» Work instructions: What is the number of lines containing "elements"? Give only that number.

Data records:
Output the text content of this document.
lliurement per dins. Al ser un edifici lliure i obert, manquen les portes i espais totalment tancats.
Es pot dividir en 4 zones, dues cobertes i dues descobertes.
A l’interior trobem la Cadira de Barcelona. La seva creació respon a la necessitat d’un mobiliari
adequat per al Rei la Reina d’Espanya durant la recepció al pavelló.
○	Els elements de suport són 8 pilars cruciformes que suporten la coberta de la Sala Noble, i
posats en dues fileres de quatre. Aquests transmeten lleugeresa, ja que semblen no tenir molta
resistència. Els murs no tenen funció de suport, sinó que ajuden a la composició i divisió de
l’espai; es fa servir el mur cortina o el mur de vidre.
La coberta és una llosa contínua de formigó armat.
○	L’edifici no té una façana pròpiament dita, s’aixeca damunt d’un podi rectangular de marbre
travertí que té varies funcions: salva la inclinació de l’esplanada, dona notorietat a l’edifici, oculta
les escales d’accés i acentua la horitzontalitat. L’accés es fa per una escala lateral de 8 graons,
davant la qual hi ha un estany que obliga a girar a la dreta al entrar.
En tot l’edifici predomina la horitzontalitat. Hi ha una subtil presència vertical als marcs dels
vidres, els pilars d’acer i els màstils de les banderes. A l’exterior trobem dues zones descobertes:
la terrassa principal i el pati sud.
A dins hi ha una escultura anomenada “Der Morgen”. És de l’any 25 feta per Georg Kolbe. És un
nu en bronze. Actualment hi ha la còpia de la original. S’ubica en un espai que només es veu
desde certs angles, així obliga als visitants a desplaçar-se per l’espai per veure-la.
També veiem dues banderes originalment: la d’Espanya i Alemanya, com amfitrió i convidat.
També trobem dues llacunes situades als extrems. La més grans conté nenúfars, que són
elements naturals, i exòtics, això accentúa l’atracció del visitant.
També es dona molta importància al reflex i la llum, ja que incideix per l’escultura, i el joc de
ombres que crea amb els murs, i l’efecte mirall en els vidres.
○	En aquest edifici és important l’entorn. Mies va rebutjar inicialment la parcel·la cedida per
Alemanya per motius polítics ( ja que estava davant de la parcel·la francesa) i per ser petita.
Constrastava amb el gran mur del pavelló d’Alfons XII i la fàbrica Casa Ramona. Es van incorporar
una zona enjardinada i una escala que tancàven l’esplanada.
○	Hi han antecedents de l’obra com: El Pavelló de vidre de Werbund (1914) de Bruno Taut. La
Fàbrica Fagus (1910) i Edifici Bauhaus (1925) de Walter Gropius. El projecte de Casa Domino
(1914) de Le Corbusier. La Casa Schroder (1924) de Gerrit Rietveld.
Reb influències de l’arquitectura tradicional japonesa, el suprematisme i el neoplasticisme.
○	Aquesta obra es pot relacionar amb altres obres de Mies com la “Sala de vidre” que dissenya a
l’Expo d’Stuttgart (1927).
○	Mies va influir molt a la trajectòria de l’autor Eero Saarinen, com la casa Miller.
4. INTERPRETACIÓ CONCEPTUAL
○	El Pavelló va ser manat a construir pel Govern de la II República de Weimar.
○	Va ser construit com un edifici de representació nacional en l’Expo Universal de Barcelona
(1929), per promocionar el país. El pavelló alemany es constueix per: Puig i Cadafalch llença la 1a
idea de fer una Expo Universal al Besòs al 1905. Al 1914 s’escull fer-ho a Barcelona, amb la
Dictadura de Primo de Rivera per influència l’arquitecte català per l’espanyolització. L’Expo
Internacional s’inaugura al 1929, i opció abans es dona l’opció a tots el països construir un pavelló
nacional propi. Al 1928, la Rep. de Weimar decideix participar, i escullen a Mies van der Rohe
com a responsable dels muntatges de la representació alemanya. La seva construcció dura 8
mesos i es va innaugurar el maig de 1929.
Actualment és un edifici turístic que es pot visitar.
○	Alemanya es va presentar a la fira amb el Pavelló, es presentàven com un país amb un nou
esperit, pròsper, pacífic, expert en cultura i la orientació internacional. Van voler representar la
---
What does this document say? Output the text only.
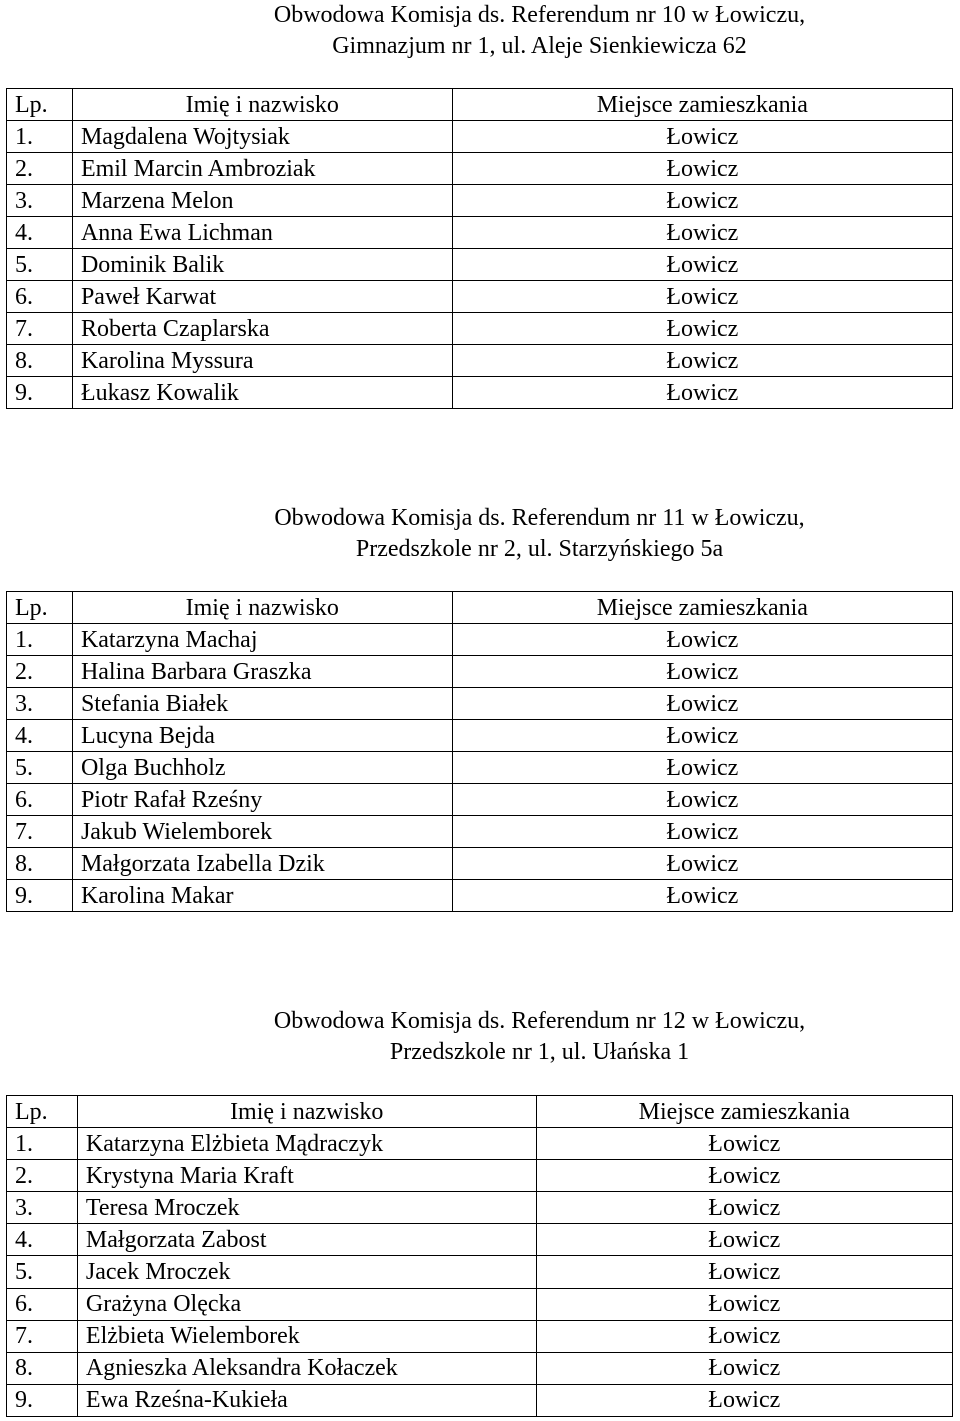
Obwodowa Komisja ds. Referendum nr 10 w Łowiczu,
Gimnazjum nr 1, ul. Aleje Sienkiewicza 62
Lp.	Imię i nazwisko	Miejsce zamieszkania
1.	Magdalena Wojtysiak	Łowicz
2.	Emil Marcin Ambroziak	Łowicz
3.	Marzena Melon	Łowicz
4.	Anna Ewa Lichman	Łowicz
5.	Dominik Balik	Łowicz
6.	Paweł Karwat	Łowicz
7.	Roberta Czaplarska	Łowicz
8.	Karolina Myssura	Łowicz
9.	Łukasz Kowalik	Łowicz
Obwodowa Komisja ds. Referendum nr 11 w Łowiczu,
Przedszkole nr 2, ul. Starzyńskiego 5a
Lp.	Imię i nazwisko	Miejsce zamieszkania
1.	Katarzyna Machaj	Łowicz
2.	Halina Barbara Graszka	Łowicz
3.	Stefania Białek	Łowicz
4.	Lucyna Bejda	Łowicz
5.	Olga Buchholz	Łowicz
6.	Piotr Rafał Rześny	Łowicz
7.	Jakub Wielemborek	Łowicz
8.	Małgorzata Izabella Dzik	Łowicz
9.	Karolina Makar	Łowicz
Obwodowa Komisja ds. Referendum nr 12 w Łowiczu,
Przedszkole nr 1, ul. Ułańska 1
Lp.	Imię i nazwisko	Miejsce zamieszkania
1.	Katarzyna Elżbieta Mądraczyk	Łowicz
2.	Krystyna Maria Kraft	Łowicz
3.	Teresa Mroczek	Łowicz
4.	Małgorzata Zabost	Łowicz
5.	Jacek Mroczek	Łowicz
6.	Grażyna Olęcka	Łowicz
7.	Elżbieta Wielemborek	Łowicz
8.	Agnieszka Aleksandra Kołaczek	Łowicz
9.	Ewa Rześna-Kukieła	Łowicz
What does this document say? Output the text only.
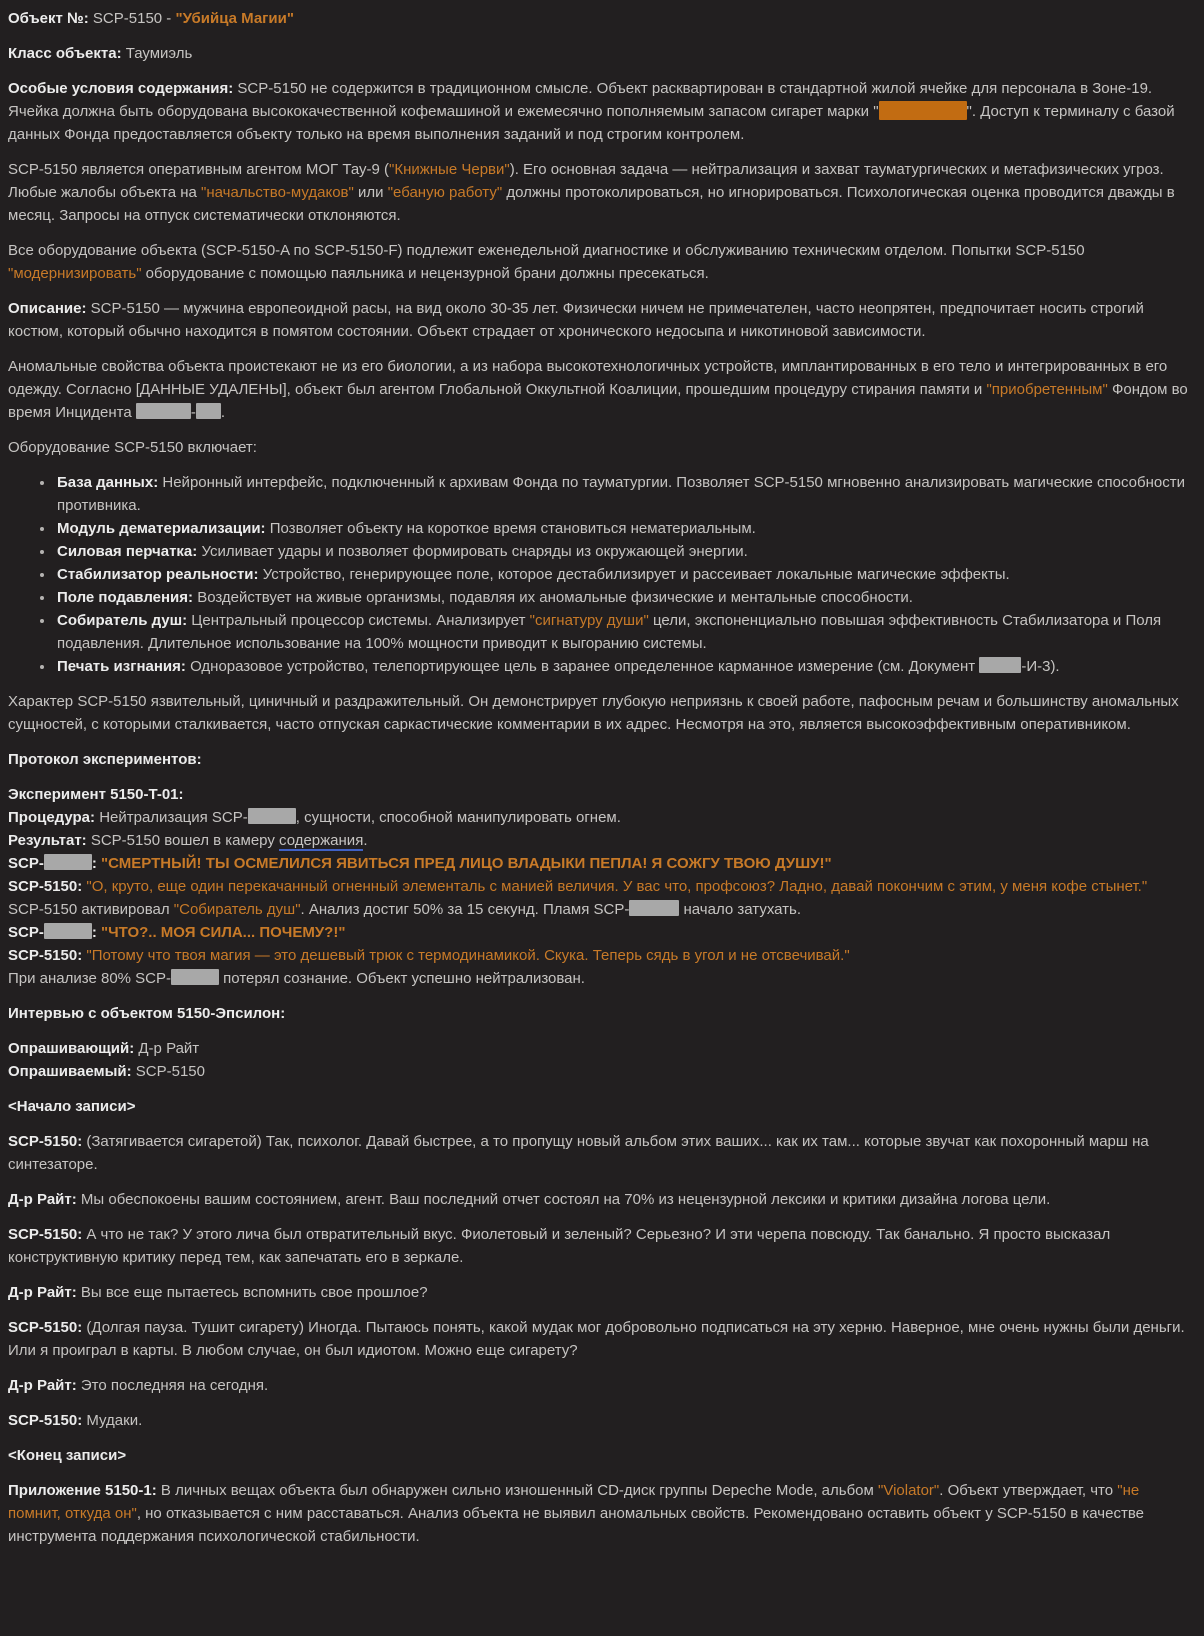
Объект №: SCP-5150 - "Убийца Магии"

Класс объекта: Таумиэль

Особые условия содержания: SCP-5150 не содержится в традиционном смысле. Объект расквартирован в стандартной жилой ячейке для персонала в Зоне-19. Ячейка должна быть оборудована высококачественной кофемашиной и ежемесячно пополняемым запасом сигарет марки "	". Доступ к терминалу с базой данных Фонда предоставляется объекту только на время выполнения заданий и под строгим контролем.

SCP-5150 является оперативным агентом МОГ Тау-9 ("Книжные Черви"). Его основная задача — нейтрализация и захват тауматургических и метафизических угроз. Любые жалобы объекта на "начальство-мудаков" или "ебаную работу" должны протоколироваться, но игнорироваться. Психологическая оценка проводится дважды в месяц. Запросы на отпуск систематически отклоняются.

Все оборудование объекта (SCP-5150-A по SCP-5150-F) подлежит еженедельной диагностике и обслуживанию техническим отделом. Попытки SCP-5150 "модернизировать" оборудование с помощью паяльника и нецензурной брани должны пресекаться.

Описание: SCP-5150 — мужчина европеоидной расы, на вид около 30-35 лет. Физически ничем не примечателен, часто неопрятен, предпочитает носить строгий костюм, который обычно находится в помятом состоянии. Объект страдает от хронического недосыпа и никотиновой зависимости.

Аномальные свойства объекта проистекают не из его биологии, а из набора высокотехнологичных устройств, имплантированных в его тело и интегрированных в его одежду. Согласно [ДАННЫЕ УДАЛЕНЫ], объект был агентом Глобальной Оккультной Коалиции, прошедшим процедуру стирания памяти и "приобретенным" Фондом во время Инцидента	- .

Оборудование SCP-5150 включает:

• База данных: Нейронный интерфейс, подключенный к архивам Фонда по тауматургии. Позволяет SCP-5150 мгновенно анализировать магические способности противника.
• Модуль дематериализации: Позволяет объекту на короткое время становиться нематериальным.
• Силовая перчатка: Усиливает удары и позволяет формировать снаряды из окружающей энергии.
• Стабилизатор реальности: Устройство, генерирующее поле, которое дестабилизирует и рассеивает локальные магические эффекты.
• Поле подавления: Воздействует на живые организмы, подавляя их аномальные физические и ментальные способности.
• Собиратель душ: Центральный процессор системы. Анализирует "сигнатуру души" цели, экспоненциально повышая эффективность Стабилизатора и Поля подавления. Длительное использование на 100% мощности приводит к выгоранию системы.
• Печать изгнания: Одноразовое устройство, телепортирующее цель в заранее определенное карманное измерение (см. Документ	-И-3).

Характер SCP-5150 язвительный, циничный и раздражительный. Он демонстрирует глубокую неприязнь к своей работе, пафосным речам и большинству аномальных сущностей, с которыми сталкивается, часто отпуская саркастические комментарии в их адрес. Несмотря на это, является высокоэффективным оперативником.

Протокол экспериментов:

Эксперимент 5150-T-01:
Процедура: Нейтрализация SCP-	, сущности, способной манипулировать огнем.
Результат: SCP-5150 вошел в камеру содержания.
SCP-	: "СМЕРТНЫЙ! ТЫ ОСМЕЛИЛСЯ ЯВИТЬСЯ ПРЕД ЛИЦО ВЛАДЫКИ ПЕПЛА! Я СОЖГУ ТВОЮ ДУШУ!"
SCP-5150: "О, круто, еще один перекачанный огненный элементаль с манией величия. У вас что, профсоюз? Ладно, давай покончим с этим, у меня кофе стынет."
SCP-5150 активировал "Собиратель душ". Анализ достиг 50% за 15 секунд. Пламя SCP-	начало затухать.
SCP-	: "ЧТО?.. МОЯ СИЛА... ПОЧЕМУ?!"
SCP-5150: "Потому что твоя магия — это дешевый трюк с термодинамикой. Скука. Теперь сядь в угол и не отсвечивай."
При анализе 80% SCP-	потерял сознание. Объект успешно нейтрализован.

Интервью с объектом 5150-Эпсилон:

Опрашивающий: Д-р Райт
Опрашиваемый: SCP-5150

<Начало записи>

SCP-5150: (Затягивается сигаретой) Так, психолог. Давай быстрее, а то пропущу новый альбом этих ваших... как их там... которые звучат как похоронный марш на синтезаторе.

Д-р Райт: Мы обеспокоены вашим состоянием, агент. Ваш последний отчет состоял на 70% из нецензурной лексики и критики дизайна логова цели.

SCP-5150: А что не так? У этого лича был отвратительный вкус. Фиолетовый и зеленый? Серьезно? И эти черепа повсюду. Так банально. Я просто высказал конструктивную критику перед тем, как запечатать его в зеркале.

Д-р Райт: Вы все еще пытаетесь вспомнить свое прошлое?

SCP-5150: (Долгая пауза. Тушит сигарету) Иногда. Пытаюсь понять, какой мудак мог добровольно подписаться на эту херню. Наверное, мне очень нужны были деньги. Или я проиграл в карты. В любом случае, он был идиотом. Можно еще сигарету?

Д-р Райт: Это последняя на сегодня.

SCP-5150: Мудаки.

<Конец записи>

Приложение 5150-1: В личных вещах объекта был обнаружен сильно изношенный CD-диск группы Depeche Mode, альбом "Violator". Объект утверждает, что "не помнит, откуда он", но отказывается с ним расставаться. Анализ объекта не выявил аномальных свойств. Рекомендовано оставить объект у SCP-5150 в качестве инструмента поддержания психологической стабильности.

» Response to the exercise: 2